Extract exactly and only the lines of the data below, starting at the line with "Read this page and output its text content." and stopping after the final line.

** Provided material **
--*--

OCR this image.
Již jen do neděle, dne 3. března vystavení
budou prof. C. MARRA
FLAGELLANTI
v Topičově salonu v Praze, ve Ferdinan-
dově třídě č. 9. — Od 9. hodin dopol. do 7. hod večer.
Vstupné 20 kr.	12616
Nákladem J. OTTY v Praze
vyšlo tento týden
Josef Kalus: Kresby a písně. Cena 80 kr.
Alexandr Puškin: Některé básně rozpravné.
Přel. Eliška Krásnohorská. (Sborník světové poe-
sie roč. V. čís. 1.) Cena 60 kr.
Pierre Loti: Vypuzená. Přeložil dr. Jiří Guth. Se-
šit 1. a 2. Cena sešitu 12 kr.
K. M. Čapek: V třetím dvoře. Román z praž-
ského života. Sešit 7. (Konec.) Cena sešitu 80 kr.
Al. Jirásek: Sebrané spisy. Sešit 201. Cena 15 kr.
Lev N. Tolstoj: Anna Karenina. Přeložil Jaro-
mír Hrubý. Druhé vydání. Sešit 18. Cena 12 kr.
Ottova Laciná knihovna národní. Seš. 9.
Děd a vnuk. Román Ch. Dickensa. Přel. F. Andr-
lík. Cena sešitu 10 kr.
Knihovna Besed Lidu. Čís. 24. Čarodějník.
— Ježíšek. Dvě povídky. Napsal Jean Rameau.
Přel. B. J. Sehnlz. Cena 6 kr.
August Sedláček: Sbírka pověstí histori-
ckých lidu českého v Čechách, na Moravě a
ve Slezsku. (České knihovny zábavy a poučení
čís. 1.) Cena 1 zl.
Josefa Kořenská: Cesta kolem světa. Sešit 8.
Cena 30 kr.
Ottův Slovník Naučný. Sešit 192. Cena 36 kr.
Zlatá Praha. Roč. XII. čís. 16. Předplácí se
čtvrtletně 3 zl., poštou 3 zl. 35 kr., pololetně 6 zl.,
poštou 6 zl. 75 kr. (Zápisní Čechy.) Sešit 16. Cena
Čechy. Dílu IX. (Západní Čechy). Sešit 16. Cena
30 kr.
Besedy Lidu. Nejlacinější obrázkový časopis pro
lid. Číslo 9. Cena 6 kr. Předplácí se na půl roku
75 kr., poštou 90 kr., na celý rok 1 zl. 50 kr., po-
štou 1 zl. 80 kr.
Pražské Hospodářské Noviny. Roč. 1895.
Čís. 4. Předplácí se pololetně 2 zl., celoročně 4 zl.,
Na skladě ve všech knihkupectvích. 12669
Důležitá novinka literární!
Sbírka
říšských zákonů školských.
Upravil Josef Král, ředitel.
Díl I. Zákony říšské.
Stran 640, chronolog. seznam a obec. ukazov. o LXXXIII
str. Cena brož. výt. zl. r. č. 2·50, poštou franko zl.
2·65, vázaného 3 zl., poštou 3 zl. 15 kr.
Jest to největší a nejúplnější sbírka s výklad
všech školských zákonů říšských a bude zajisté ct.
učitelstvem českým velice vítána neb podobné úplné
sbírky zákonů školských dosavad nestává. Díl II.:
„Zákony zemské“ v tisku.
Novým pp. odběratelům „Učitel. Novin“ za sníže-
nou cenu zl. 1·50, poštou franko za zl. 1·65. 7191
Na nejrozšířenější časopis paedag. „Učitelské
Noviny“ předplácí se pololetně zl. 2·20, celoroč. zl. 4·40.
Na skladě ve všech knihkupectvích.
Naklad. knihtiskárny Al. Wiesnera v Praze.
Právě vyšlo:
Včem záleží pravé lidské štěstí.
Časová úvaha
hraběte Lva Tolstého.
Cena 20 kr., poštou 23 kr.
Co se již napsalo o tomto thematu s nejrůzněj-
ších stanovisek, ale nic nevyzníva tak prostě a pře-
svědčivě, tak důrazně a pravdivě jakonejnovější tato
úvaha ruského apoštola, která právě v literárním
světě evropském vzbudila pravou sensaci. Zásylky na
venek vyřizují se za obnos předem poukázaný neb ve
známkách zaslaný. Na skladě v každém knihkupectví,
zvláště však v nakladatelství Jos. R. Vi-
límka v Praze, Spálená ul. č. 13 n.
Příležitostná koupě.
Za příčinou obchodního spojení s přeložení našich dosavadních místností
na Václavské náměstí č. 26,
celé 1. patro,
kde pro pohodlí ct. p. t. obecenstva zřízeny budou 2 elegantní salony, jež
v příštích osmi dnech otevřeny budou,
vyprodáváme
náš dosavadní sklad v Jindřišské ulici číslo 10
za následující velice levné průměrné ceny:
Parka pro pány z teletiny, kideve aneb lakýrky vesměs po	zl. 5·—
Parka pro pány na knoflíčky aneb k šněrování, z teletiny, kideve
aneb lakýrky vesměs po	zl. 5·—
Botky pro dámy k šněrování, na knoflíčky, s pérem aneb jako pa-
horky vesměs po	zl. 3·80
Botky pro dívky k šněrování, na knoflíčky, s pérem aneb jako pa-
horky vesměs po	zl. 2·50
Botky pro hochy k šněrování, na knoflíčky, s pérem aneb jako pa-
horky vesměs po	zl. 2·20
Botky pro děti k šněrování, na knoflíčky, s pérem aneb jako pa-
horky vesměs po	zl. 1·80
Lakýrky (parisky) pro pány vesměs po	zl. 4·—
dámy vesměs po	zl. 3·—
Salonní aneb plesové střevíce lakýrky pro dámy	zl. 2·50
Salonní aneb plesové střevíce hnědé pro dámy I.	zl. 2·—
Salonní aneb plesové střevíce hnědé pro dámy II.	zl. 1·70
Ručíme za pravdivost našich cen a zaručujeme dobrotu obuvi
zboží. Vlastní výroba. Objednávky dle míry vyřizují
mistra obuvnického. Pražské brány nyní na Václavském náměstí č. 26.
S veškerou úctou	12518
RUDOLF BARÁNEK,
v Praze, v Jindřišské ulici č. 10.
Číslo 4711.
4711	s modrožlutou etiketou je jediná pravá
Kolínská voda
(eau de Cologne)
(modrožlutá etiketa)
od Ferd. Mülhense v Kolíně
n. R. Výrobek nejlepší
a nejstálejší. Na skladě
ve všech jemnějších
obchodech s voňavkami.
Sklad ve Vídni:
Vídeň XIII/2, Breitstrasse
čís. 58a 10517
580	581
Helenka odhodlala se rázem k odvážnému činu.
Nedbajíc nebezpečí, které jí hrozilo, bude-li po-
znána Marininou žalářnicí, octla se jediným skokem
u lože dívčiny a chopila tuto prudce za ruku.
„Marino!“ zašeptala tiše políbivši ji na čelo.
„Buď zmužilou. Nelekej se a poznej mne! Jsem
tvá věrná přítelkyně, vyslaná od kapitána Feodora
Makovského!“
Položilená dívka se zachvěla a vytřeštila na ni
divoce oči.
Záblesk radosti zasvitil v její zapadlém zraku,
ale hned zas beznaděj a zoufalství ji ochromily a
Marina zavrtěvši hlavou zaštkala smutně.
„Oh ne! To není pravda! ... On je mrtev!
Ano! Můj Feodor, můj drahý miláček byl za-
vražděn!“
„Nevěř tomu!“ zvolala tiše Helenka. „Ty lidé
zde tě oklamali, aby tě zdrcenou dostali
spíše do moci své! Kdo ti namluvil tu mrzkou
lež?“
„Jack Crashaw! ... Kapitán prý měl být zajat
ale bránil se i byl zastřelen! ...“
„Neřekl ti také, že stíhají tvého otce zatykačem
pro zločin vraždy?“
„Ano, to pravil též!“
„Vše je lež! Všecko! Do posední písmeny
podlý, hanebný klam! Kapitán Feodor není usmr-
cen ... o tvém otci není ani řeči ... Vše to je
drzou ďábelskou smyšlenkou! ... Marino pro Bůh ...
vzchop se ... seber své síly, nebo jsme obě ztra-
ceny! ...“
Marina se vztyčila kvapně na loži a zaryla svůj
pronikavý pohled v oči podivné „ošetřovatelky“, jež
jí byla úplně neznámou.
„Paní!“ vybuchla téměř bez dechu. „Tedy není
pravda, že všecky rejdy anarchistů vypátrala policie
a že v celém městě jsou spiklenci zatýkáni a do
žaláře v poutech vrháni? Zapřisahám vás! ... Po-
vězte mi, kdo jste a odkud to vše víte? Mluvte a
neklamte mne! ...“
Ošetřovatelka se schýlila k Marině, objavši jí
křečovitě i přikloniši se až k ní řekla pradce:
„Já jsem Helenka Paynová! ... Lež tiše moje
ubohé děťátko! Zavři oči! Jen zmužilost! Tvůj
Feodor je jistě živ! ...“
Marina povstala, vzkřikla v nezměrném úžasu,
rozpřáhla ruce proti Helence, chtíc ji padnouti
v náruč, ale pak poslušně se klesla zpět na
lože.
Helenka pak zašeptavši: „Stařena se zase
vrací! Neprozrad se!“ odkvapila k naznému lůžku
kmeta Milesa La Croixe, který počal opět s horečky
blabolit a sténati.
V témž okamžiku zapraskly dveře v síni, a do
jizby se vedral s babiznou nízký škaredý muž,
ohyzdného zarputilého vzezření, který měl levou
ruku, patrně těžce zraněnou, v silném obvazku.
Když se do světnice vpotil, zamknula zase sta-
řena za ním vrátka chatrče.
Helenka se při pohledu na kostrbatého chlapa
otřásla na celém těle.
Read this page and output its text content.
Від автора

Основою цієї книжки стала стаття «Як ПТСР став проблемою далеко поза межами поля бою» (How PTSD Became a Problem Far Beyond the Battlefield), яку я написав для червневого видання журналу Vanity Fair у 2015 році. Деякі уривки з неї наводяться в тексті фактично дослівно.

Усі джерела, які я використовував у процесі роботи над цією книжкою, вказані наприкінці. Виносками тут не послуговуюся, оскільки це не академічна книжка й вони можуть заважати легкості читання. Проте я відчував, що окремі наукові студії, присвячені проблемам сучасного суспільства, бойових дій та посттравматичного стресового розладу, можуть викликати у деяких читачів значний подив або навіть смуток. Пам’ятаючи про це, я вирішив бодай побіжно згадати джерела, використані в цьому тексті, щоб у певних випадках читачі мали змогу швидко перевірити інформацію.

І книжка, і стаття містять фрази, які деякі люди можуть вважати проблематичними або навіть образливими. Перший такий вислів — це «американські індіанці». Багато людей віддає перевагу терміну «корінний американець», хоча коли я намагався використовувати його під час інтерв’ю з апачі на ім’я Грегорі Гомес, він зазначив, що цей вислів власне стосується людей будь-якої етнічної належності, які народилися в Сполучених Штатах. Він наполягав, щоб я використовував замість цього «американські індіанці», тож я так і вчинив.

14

--*--

** Exercise result **
Read this page and output its text content.
Від автора

Основою цієї книжки стала стаття «Як ПТСР став проблемою далеко поза межами поля бою» (How PTSD Became a Problem Far Beyond the Battlefield), яку я написав для червневого видання журналу Vanity Fair у 2015 році. Деякі уривки з неї наводяться в тексті фактично дослівно.

Усі джерела, які я використовував у процесі роботи над цією книжкою, вказані наприкінці. Виносками тут не послуговуюся, оскільки це не академічна книжка й вони можуть заважати легкості читання. Проте я відчував, що окремі наукові студії, присвячені проблемам сучасного суспільства, бойових дій та посттравматичного стресового розладу, можуть викликати у деяких читачів значний подив або навіть смуток. Пам’ятаючи про це, я вирішив бодай побіжно згадати джерела, використані в цьому тексті, щоб у певних випадках читачі мали змогу швидко перевірити інформацію.

І книжка, і стаття містять фрази, які деякі люди можуть вважати проблематичними або навіть образливими. Перший такий вислів — це «американські індіанці». Багато людей віддає перевагу терміну «корінний американець», хоча коли я намагався використовувати його під час інтерв’ю з апачі на ім’я Грегорі Гомес, він зазначив, що цей вислів власне стосується людей будь-якої етнічної належності, які народилися в Сполучених Штатах. Він наполягав, щоб я використовував замість цього «американські індіанці», тож я так і вчинив.

14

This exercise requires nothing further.